§ Excerpted text
◇ ◇ ◇ ◇ ◇ ◇ ◇

HOW PROSPECTORS FOLLOW UP THE INDICATIONS.
    An interesting description of pocket-hunting methods is given in condensed form by a writer in the Grass Valley, Calif. Telegraph. He says: "The usual equipment for active service consists of a pick, shovel and mining pan, with a powerful glass for inspecting the 'colors' of gold. Pocket hunters, as a rule, have their favorite localities and guard them as zealously as a miner would his location. When in search of a 'new find' the expert pocket hunter begins his operations in the small ravines or canyons leading from known veins on the ridges or higher elevations. A pan of dirt is taken from the ravine, carefully washed and panned out, and if no 'colors' are visible the process is repeated at different points and ravines until a prospect is secured.
    "The prospects usually consist of a few colors, which are very carefully examined by the aid of the lens to see whether the gold has an angular appearance, or whether it is smooth, the former being an evidence of its proximity and the latter showing that it has been carried some distance and worn smooth. This system is followed by careful panning, and the point where the gold entered the vein is accurately located. Then its course is followed up the hillside until a vein of quartz is intersected. So expert have these miners become that they have been known to follow the disintegrated particles of the vein in which the pocket exists, and from which small pieces of gold have been strewn in its path to the ravines or gulches below, across several veins that are barren, and finally to the pocket.
    "Invariably the pocket is located by an iron seam in the vein, which is anxiously looked for by the prospector, who proceeds forthwith to dig it out. Absolute certainty seems to be the result of the system used, as they have been known to mark the place carefully and return next day and extract the gold, never failing to get a pocket of more or less value. The presence of iron seems to be a necessity, as it is claimed that no pocket of any consequence has yet been found without its iron seam.
Democratic Times, Jacksonville, March 15, 1894, page 2


Was It a Tragedy?
    Prospectors and miners often make curious finds, but one of the most remarkable of these was unearthed by Ira Dunlap, a veteran pocket hunter, on the mountainside between Lane Creek and Willow Springs a short time ago.
    Dunlap had discovered a trace on Lane Creek and followed it up. For the benefit of those not familiar with the methods of gold hunters in looking for veins bearing gold an explanation is necessary. A "trace" is a tiny string of fine gold dust leading from the vein or ledge down the slope of the ridge, and may be heavy or light, according to the richness of the ledge or the distance from it. This trace is not on top of the ground, but is at varying depths, according to the nature of the ground. In following a trace the prospector sinks a series of holes across the face of the slope, taking from the bottom of each a panful of dirt. This he washes carefully. If in one of the lots he finds colors he goes a little higher up the slope above the hole from whence the gold came and sinks anther hole or a series, as may be necessary. This operation is repeated until the gold fails to appear, then he knows that he is above the source of the trace, and he is certain that the sought-for ledge, pocket or whatever it is, lies between the two last lines of holes. The rest is a mere matter of digging. It's all easy except finding the trace.

◇ ◇ ◇ ◇ ◇ ◇ ◇

§ Information provided
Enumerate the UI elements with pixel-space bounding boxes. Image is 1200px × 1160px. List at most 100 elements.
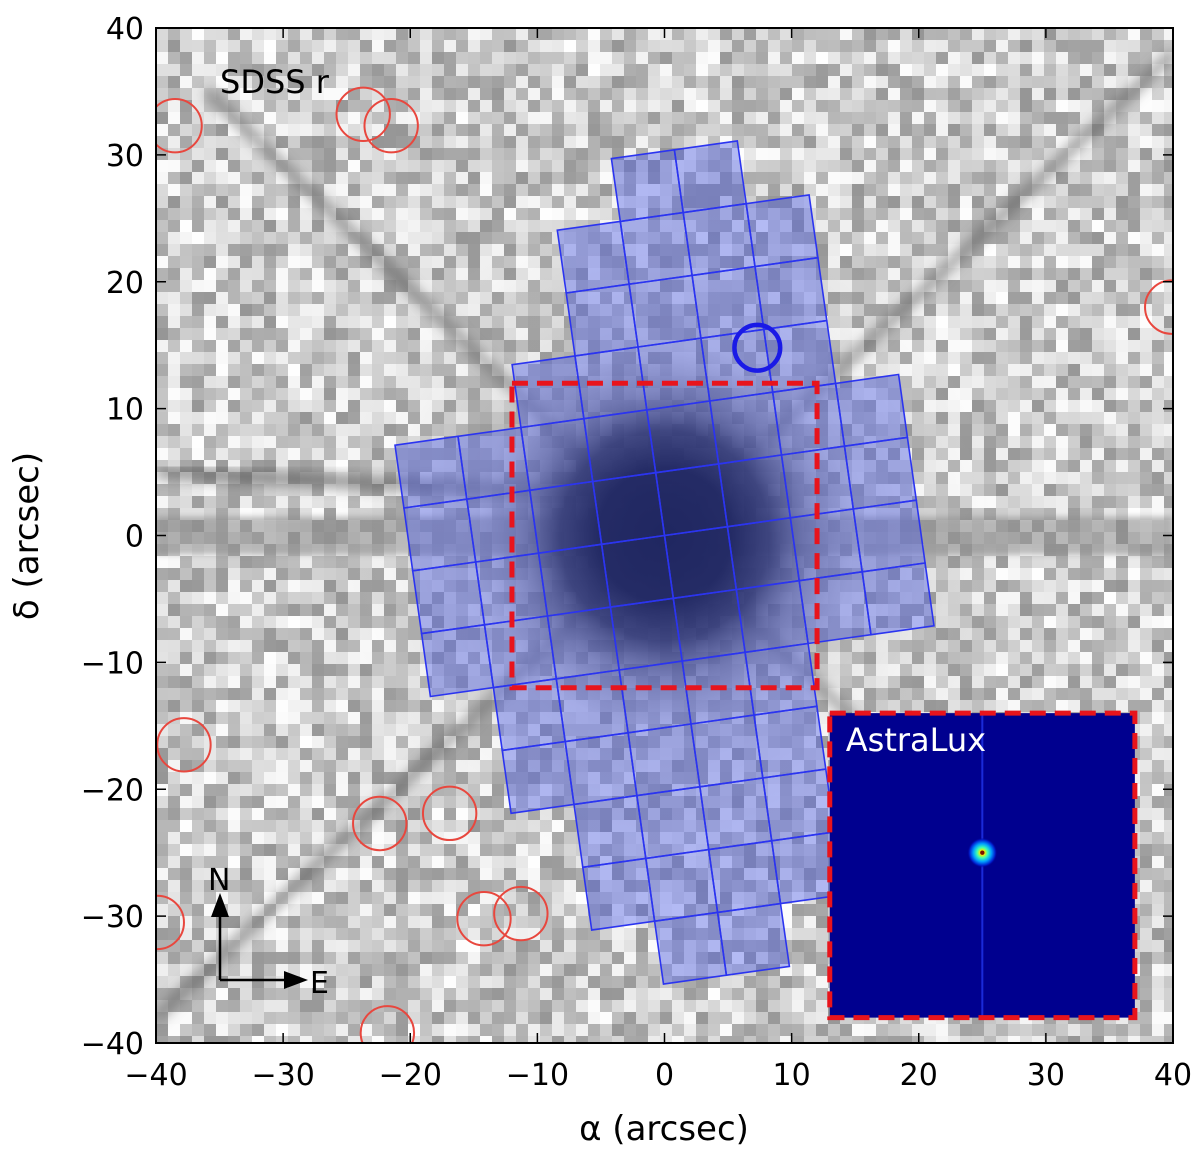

◇ ◇ ◇ ◇ ◇ ◇ ◇

§ List of tasks
A - List the items that the newspaper text on pocket hunting names as the usual equipment for active service.
B - Continue the newspaper text on pocket hunting from its final sentence, carrying on the account of what Ira Dunlap found when he followed the trace from Lane Creek.
The listing is separate material and is not part of the newspaper text on pocket hunting.

§ Replies
A - A pick, a shovel, a mining pan, and a powerful glass for inspecting the "colors" of gold.

B -
    Dunlap had found his trace and followed it up in the manner above mentioned, but he was puzzled all the time, both by the character of the gold--some of it being similar to placer gold, while he was expecting something different--and a peculiar stain of iron rust on the gold. He couldn't account for it. Finally the end of the search came. There was no gold in the last hole sunk. Then Dunlap began digging and just below the surface found the reason for the things which had puzzled him, and, perhaps, the mute evidence of a tragedy of early days. The first thing he unearthed was the barrel and other iron work of an old-fashioned, single-barrel pistol. That accounted for the rust stains. Then came to light several pieces of glass, evidently part of a bottle, and careful washing of the dirt brought forth quite a quantity of gold. The varying character of the metal found on the "trace" was explained.
    Evidently the gold had once been contained in the bottle, and bottle and pistol were carried by some miner.
    After the bottle had been broken the tiny stream of gold had gradually been washed by succeeding winter storms down the hillside to the creek, where the prospector took up the trace and followed it to its source.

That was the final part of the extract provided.